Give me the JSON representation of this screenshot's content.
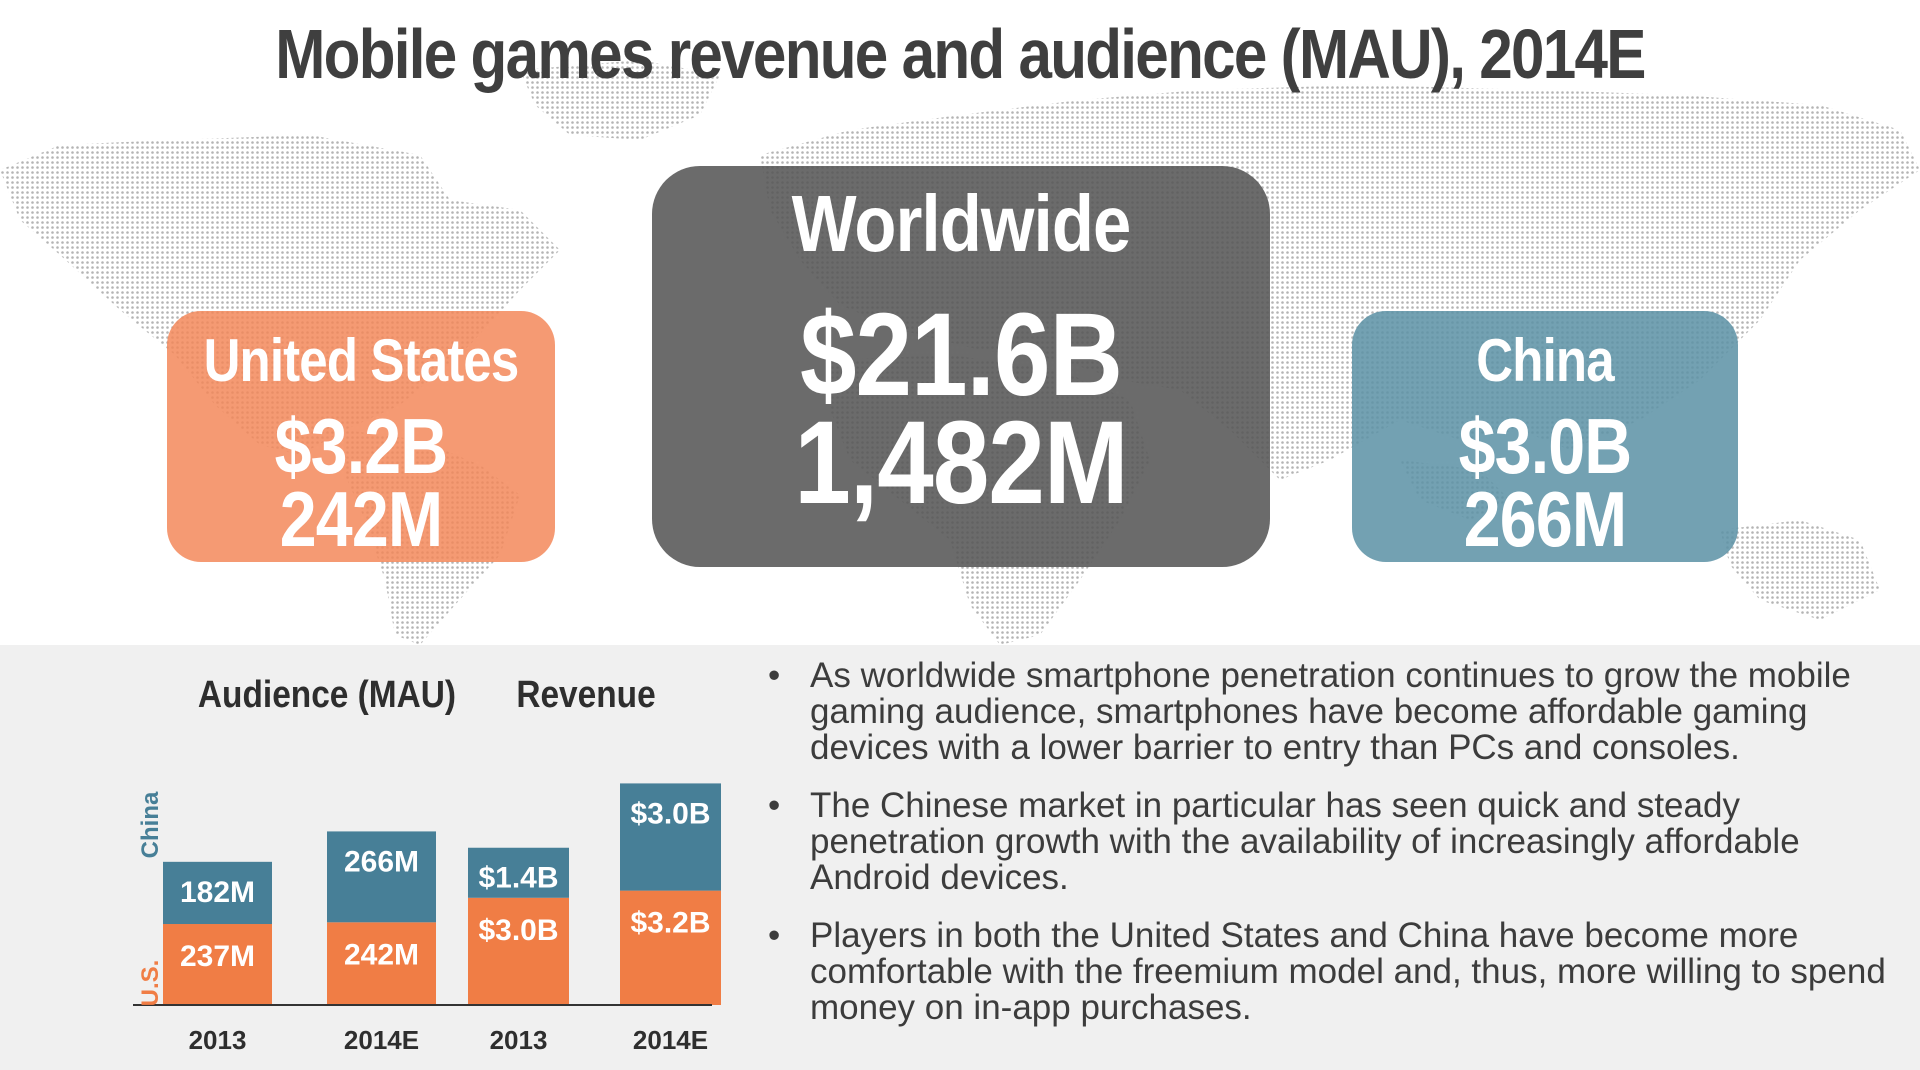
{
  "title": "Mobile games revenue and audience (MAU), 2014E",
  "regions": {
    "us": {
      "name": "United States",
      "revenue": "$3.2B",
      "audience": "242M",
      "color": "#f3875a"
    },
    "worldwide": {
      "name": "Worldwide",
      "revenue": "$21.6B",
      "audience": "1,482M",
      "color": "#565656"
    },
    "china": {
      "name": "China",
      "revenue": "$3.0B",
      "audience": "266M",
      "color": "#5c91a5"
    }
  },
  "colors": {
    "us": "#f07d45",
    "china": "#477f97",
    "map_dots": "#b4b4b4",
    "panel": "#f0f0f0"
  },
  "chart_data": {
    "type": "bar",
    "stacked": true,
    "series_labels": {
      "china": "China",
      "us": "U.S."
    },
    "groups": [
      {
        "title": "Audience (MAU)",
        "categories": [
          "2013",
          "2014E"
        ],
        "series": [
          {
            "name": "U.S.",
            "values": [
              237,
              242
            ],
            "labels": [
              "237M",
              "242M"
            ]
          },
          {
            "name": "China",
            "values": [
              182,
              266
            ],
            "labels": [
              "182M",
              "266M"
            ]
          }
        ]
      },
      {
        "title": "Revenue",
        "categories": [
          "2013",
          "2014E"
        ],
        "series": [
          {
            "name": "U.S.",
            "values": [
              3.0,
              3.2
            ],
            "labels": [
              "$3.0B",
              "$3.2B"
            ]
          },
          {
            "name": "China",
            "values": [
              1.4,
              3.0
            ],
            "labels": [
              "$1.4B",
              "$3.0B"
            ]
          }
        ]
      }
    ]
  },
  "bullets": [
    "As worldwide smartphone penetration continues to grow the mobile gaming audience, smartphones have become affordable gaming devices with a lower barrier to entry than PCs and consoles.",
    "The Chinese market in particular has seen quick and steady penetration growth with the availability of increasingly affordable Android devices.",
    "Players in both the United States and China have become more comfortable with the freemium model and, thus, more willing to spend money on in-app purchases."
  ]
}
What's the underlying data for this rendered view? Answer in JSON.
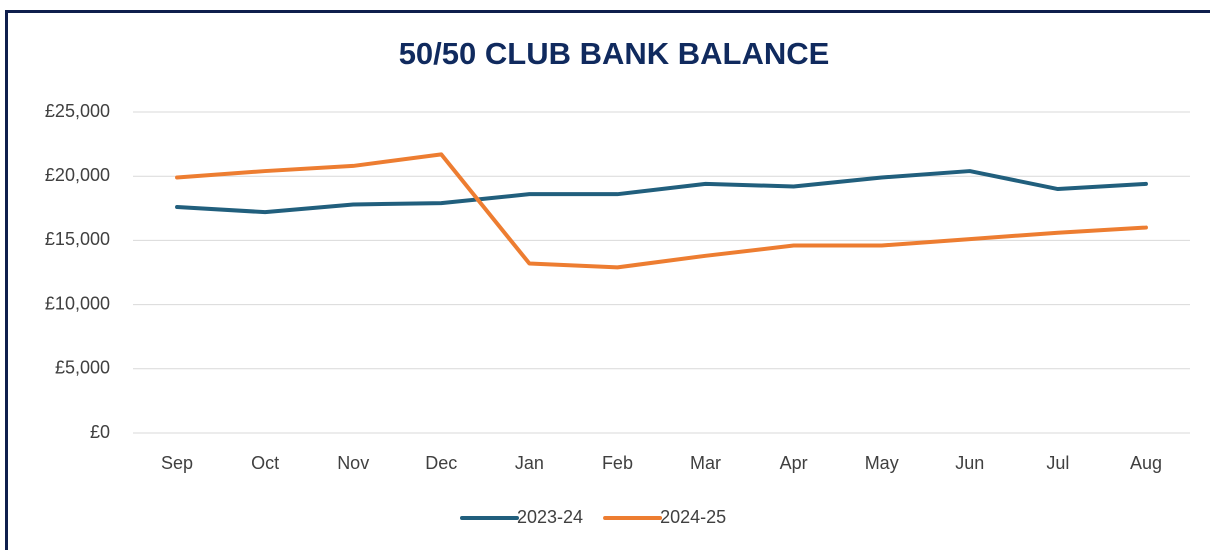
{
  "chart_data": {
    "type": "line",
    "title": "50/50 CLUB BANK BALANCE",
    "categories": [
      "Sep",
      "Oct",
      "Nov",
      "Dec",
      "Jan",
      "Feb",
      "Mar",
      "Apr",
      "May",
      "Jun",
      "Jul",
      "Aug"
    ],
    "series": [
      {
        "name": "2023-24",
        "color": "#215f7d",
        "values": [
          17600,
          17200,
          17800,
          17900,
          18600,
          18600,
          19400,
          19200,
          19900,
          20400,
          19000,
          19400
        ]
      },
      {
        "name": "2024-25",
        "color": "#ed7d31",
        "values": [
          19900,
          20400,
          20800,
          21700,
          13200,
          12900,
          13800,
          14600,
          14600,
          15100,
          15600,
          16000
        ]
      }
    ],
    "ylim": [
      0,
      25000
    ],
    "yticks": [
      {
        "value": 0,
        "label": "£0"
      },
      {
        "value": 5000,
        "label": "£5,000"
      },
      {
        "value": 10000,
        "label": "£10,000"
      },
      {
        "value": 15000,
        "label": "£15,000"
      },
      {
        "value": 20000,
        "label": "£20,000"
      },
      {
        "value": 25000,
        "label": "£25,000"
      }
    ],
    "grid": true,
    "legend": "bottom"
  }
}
□ □ □ □ □ □ □
=== Set task ===
Write the listing out a second time exactly, dropping all images.

=== Task result ===
Give me the JSON representation of this screenshot's content.
{
  "title": "Mobile games revenue and audience (MAU), 2014E",
  "regions": {
    "us": {
      "name": "United States",
      "revenue": "$3.2B",
      "audience": "242M",
      "color": "#f3875a"
    },
    "worldwide": {
      "name": "Worldwide",
      "revenue": "$21.6B",
      "audience": "1,482M",
      "color": "#565656"
    },
    "china": {
      "name": "China",
      "revenue": "$3.0B",
      "audience": "266M",
      "color": "#5c91a5"
    }
  },
  "colors": {
    "us": "#f07d45",
    "china": "#477f97",
    "map_dots": "#b4b4b4",
    "panel": "#f0f0f0"
  },
  "chart_data": {
    "type": "bar",
    "stacked": true,
    "series_labels": {
      "china": "China",
      "us": "U.S."
    },
    "groups": [
      {
        "title": "Audience (MAU)",
        "categories": [
          "2013",
          "2014E"
        ],
        "series": [
          {
            "name": "U.S.",
            "values": [
              237,
              242
            ],
            "labels": [
              "237M",
              "242M"
            ]
          },
          {
            "name": "China",
            "values": [
              182,
              266
            ],
            "labels": [
              "182M",
              "266M"
            ]
          }
        ]
      },
      {
        "title": "Revenue",
        "categories": [
          "2013",
          "2014E"
        ],
        "series": [
          {
            "name": "U.S.",
            "values": [
              3.0,
              3.2
            ],
            "labels": [
              "$3.0B",
              "$3.2B"
            ]
          },
          {
            "name": "China",
            "values": [
              1.4,
              3.0
            ],
            "labels": [
              "$1.4B",
              "$3.0B"
            ]
          }
        ]
      }
    ]
  },
  "bullets": [
    "As worldwide smartphone penetration continues to grow the mobile gaming audience, smartphones have become affordable gaming devices with a lower barrier to entry than PCs and consoles.",
    "The Chinese market in particular has seen quick and steady penetration growth with the availability of increasingly affordable Android devices.",
    "Players in both the United States and China have become more comfortable with the freemium model and, thus, more willing to spend money on in-app purchases."
  ]
}
What's the underlying data for this rendered view? Answer in JSON.
{
  "chart_data": {
    "type": "line",
    "title": "50/50 CLUB BANK BALANCE",
    "categories": [
      "Sep",
      "Oct",
      "Nov",
      "Dec",
      "Jan",
      "Feb",
      "Mar",
      "Apr",
      "May",
      "Jun",
      "Jul",
      "Aug"
    ],
    "series": [
      {
        "name": "2023-24",
        "color": "#215f7d",
        "values": [
          17600,
          17200,
          17800,
          17900,
          18600,
          18600,
          19400,
          19200,
          19900,
          20400,
          19000,
          19400
        ]
      },
      {
        "name": "2024-25",
        "color": "#ed7d31",
        "values": [
          19900,
          20400,
          20800,
          21700,
          13200,
          12900,
          13800,
          14600,
          14600,
          15100,
          15600,
          16000
        ]
      }
    ],
    "ylim": [
      0,
      25000
    ],
    "yticks": [
      {
        "value": 0,
        "label": "£0"
      },
      {
        "value": 5000,
        "label": "£5,000"
      },
      {
        "value": 10000,
        "label": "£10,000"
      },
      {
        "value": 15000,
        "label": "£15,000"
      },
      {
        "value": 20000,
        "label": "£20,000"
      },
      {
        "value": 25000,
        "label": "£25,000"
      }
    ],
    "grid": true,
    "legend": "bottom"
  }
}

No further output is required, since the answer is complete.